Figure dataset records
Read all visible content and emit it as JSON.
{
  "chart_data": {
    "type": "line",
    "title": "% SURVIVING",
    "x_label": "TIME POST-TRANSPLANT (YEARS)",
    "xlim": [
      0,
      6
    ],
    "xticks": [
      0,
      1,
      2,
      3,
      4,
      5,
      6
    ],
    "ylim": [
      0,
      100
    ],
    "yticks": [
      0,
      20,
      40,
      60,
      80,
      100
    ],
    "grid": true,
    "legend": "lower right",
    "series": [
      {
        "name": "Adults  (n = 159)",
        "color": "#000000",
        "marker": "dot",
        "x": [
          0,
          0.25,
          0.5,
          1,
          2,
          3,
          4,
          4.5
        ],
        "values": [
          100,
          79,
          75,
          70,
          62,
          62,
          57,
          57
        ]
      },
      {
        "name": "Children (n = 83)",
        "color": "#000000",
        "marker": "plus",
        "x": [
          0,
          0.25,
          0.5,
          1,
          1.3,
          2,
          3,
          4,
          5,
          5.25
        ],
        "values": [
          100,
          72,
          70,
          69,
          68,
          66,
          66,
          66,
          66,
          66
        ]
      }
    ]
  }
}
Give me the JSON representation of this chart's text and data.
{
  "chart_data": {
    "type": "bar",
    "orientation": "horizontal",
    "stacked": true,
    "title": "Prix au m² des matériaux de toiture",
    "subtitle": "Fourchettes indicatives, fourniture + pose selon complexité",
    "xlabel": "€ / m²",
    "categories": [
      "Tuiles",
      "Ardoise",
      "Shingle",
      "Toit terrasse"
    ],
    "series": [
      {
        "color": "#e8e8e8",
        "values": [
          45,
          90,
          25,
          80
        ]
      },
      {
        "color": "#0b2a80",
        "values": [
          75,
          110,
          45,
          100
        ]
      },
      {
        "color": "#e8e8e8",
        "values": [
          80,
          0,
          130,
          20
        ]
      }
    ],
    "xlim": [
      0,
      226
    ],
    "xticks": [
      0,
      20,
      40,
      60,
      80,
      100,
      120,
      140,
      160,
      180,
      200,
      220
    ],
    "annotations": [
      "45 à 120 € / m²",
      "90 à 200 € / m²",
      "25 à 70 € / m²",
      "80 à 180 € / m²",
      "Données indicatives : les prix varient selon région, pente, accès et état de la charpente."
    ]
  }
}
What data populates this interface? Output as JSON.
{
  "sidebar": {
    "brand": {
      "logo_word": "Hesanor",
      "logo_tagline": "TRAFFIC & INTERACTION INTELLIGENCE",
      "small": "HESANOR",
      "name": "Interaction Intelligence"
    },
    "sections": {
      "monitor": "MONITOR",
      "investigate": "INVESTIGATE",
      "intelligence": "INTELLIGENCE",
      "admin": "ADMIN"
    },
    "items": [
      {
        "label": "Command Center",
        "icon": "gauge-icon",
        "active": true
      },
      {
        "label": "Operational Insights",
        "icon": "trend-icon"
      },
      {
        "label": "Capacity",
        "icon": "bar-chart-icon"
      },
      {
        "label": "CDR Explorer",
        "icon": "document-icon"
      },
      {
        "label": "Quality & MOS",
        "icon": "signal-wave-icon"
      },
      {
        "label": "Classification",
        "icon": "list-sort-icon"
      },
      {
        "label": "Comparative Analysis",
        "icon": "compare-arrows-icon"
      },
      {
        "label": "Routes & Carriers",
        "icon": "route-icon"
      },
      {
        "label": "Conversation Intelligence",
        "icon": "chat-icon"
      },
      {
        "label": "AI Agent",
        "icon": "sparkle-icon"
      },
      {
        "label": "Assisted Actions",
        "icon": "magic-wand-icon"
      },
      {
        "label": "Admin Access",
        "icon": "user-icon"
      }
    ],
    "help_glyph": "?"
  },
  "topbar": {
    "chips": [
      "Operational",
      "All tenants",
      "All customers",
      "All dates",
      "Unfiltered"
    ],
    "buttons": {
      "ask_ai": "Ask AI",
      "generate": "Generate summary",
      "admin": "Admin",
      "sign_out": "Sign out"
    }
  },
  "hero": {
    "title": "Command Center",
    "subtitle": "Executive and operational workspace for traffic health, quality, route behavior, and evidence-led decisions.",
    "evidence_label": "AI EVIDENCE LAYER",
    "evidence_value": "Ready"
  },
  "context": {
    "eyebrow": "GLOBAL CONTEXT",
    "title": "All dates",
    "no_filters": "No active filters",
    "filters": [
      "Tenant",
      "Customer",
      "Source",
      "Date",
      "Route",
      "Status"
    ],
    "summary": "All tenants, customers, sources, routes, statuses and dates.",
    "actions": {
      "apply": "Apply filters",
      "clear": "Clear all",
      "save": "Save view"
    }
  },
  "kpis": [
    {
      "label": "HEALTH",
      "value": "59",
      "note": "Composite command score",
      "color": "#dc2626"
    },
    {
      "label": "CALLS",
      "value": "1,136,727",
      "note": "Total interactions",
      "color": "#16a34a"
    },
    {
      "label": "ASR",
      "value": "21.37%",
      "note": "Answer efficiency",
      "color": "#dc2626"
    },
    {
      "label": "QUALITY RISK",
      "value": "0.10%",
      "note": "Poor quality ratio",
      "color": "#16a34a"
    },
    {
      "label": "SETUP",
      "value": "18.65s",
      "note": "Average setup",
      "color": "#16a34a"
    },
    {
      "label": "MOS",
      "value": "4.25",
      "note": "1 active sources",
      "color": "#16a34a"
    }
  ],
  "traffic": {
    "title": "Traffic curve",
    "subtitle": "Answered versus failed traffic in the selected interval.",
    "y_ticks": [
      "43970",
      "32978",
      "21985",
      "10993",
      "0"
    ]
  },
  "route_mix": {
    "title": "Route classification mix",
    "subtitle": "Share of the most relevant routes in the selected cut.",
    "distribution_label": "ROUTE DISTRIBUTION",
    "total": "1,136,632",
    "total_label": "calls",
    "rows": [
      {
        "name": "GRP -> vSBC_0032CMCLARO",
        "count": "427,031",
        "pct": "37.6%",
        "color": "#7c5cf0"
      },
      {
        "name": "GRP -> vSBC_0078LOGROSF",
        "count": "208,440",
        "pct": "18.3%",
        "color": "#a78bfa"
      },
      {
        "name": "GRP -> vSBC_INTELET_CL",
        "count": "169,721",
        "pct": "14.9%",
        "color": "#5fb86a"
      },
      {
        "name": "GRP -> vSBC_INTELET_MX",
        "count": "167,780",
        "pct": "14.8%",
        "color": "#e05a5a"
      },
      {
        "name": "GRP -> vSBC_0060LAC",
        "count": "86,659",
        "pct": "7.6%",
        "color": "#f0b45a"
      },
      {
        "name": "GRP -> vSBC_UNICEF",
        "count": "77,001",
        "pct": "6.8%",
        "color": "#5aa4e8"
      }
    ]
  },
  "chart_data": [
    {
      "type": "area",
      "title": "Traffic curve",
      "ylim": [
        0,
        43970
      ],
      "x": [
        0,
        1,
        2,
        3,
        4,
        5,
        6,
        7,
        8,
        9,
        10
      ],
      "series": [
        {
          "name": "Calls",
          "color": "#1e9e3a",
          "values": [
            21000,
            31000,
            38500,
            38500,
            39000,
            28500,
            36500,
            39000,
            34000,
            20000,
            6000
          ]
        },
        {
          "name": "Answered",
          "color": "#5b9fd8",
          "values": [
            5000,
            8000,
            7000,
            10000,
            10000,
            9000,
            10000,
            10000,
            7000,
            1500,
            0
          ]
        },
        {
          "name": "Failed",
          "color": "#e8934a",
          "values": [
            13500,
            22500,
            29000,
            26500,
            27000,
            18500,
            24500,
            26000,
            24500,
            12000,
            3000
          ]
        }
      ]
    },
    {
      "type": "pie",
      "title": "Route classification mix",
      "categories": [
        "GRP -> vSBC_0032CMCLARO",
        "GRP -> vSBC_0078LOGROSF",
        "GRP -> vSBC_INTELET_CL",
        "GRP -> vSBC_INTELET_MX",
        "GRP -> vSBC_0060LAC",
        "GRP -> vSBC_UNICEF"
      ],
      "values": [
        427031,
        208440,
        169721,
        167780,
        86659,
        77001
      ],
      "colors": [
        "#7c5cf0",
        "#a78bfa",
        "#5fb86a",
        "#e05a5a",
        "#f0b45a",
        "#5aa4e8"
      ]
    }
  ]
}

§ Exercise instructions
Identify each line containing the string "note" and copy it out.

§ Solved exercise
      "note": "Composite command score",
      "note": "Total interactions",
      "note": "Answer efficiency",
      "note": "Poor quality ratio",
      "note": "Average setup",
      "note": "1 active sources",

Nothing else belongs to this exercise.